--- Begin SUPPLIED DATA ---
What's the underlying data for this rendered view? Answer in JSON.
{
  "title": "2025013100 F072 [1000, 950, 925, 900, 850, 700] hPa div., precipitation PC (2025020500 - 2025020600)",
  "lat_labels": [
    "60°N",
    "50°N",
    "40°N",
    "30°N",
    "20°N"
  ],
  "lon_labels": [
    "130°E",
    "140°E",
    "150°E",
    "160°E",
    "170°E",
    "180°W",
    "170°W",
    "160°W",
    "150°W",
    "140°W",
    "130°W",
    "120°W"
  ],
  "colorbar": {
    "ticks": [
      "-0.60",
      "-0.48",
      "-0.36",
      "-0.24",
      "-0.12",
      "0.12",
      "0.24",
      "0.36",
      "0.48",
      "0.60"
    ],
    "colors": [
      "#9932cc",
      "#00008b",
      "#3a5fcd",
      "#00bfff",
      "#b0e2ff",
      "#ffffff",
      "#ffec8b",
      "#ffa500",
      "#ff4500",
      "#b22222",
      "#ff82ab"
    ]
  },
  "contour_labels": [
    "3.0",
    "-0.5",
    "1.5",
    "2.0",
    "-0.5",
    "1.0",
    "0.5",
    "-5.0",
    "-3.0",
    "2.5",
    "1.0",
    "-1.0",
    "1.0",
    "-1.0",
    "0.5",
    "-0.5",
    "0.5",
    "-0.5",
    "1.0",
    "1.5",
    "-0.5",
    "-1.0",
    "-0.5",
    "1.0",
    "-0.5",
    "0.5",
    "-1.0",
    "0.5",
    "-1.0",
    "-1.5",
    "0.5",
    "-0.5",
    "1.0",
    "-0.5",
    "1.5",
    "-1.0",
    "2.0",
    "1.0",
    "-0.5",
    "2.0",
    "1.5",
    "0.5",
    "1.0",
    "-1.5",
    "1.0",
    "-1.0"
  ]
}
--- End SUPPLIED DATA ---
SET PROBLEM = Please output the entries above, every line exactly as it reads.

COMPLETE OUTPUT =
What's the underlying data for this rendered view? Answer in JSON.
{
  "title": "2025013100 F072 [1000, 950, 925, 900, 850, 700] hPa div., precipitation PC (2025020500 - 2025020600)",
  "lat_labels": [
    "60°N",
    "50°N",
    "40°N",
    "30°N",
    "20°N"
  ],
  "lon_labels": [
    "130°E",
    "140°E",
    "150°E",
    "160°E",
    "170°E",
    "180°W",
    "170°W",
    "160°W",
    "150°W",
    "140°W",
    "130°W",
    "120°W"
  ],
  "colorbar": {
    "ticks": [
      "-0.60",
      "-0.48",
      "-0.36",
      "-0.24",
      "-0.12",
      "0.12",
      "0.24",
      "0.36",
      "0.48",
      "0.60"
    ],
    "colors": [
      "#9932cc",
      "#00008b",
      "#3a5fcd",
      "#00bfff",
      "#b0e2ff",
      "#ffffff",
      "#ffec8b",
      "#ffa500",
      "#ff4500",
      "#b22222",
      "#ff82ab"
    ]
  },
  "contour_labels": [
    "3.0",
    "-0.5",
    "1.5",
    "2.0",
    "-0.5",
    "1.0",
    "0.5",
    "-5.0",
    "-3.0",
    "2.5",
    "1.0",
    "-1.0",
    "1.0",
    "-1.0",
    "0.5",
    "-0.5",
    "0.5",
    "-0.5",
    "1.0",
    "1.5",
    "-0.5",
    "-1.0",
    "-0.5",
    "1.0",
    "-0.5",
    "0.5",
    "-1.0",
    "0.5",
    "-1.0",
    "-1.5",
    "0.5",
    "-0.5",
    "1.0",
    "-0.5",
    "1.5",
    "-1.0",
    "2.0",
    "1.0",
    "-0.5",
    "2.0",
    "1.5",
    "0.5",
    "1.0",
    "-1.5",
    "1.0",
    "-1.0"
  ]
}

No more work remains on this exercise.